• AIM
Can you give all the records again without altering a single character?
-- start of MATERIAL TO PROCESS --
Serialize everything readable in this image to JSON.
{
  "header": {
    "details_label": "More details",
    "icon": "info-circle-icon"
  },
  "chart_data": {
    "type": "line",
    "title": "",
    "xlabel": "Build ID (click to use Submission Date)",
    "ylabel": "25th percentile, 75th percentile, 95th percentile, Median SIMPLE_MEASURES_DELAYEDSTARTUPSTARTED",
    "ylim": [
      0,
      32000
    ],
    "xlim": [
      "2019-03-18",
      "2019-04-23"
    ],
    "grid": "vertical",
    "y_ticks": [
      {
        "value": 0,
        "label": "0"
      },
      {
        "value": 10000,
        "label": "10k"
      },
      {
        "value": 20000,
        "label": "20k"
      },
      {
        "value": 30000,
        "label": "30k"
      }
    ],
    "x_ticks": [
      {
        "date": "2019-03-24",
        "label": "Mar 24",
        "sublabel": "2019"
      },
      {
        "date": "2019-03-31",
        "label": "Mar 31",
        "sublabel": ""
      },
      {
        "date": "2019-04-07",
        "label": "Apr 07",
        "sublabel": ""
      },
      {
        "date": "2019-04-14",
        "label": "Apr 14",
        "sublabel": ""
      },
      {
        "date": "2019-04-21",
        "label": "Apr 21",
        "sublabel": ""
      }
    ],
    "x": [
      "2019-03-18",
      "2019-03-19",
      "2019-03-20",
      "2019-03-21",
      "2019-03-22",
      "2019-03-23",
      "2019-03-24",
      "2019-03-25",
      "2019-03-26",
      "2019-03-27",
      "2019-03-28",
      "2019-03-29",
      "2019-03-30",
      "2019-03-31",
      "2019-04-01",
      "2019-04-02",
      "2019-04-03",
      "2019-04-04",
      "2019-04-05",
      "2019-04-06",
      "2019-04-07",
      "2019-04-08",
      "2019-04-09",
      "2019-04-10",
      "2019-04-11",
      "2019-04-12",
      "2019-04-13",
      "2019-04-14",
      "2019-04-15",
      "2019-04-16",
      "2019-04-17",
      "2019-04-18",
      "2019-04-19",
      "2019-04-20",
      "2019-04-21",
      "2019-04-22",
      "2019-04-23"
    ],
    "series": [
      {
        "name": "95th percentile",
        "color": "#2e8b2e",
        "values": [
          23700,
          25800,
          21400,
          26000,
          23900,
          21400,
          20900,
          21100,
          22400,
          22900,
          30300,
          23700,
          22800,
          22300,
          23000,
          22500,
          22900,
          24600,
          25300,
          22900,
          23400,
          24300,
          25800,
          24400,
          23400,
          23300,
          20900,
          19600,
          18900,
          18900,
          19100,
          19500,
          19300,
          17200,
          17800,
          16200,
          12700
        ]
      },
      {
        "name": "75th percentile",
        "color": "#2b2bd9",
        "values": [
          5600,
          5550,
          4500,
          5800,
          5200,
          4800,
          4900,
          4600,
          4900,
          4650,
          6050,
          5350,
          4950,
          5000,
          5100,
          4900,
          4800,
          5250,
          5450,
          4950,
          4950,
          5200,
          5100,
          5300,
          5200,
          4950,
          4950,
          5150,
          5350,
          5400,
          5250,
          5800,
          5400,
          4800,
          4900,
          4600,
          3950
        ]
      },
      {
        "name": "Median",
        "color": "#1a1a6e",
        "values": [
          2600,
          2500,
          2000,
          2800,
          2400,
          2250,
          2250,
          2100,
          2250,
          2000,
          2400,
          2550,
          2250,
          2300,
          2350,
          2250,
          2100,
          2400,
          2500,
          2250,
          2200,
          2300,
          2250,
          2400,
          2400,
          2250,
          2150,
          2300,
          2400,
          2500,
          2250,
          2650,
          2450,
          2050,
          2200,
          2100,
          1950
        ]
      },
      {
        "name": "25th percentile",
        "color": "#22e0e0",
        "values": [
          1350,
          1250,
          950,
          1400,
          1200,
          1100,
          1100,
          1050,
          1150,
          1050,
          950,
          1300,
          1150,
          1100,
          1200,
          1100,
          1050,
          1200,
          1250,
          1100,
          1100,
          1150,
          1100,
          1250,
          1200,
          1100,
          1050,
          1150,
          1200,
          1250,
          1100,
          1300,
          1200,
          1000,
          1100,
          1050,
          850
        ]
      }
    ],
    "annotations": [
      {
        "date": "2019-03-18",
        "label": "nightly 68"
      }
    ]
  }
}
-- end of MATERIAL TO PROCESS --
• OUTPUT OF THE EXERCISE
Serialize everything readable in this image to JSON.
{
  "header": {
    "details_label": "More details",
    "icon": "info-circle-icon"
  },
  "chart_data": {
    "type": "line",
    "title": "",
    "xlabel": "Build ID (click to use Submission Date)",
    "ylabel": "25th percentile, 75th percentile, 95th percentile, Median SIMPLE_MEASURES_DELAYEDSTARTUPSTARTED",
    "ylim": [
      0,
      32000
    ],
    "xlim": [
      "2019-03-18",
      "2019-04-23"
    ],
    "grid": "vertical",
    "y_ticks": [
      {
        "value": 0,
        "label": "0"
      },
      {
        "value": 10000,
        "label": "10k"
      },
      {
        "value": 20000,
        "label": "20k"
      },
      {
        "value": 30000,
        "label": "30k"
      }
    ],
    "x_ticks": [
      {
        "date": "2019-03-24",
        "label": "Mar 24",
        "sublabel": "2019"
      },
      {
        "date": "2019-03-31",
        "label": "Mar 31",
        "sublabel": ""
      },
      {
        "date": "2019-04-07",
        "label": "Apr 07",
        "sublabel": ""
      },
      {
        "date": "2019-04-14",
        "label": "Apr 14",
        "sublabel": ""
      },
      {
        "date": "2019-04-21",
        "label": "Apr 21",
        "sublabel": ""
      }
    ],
    "x": [
      "2019-03-18",
      "2019-03-19",
      "2019-03-20",
      "2019-03-21",
      "2019-03-22",
      "2019-03-23",
      "2019-03-24",
      "2019-03-25",
      "2019-03-26",
      "2019-03-27",
      "2019-03-28",
      "2019-03-29",
      "2019-03-30",
      "2019-03-31",
      "2019-04-01",
      "2019-04-02",
      "2019-04-03",
      "2019-04-04",
      "2019-04-05",
      "2019-04-06",
      "2019-04-07",
      "2019-04-08",
      "2019-04-09",
      "2019-04-10",
      "2019-04-11",
      "2019-04-12",
      "2019-04-13",
      "2019-04-14",
      "2019-04-15",
      "2019-04-16",
      "2019-04-17",
      "2019-04-18",
      "2019-04-19",
      "2019-04-20",
      "2019-04-21",
      "2019-04-22",
      "2019-04-23"
    ],
    "series": [
      {
        "name": "95th percentile",
        "color": "#2e8b2e",
        "values": [
          23700,
          25800,
          21400,
          26000,
          23900,
          21400,
          20900,
          21100,
          22400,
          22900,
          30300,
          23700,
          22800,
          22300,
          23000,
          22500,
          22900,
          24600,
          25300,
          22900,
          23400,
          24300,
          25800,
          24400,
          23400,
          23300,
          20900,
          19600,
          18900,
          18900,
          19100,
          19500,
          19300,
          17200,
          17800,
          16200,
          12700
        ]
      },
      {
        "name": "75th percentile",
        "color": "#2b2bd9",
        "values": [
          5600,
          5550,
          4500,
          5800,
          5200,
          4800,
          4900,
          4600,
          4900,
          4650,
          6050,
          5350,
          4950,
          5000,
          5100,
          4900,
          4800,
          5250,
          5450,
          4950,
          4950,
          5200,
          5100,
          5300,
          5200,
          4950,
          4950,
          5150,
          5350,
          5400,
          5250,
          5800,
          5400,
          4800,
          4900,
          4600,
          3950
        ]
      },
      {
        "name": "Median",
        "color": "#1a1a6e",
        "values": [
          2600,
          2500,
          2000,
          2800,
          2400,
          2250,
          2250,
          2100,
          2250,
          2000,
          2400,
          2550,
          2250,
          2300,
          2350,
          2250,
          2100,
          2400,
          2500,
          2250,
          2200,
          2300,
          2250,
          2400,
          2400,
          2250,
          2150,
          2300,
          2400,
          2500,
          2250,
          2650,
          2450,
          2050,
          2200,
          2100,
          1950
        ]
      },
      {
        "name": "25th percentile",
        "color": "#22e0e0",
        "values": [
          1350,
          1250,
          950,
          1400,
          1200,
          1100,
          1100,
          1050,
          1150,
          1050,
          950,
          1300,
          1150,
          1100,
          1200,
          1100,
          1050,
          1200,
          1250,
          1100,
          1100,
          1150,
          1100,
          1250,
          1200,
          1100,
          1050,
          1150,
          1200,
          1250,
          1100,
          1300,
          1200,
          1000,
          1100,
          1050,
          850
        ]
      }
    ],
    "annotations": [
      {
        "date": "2019-03-18",
        "label": "nightly 68"
      }
    ]
  }
}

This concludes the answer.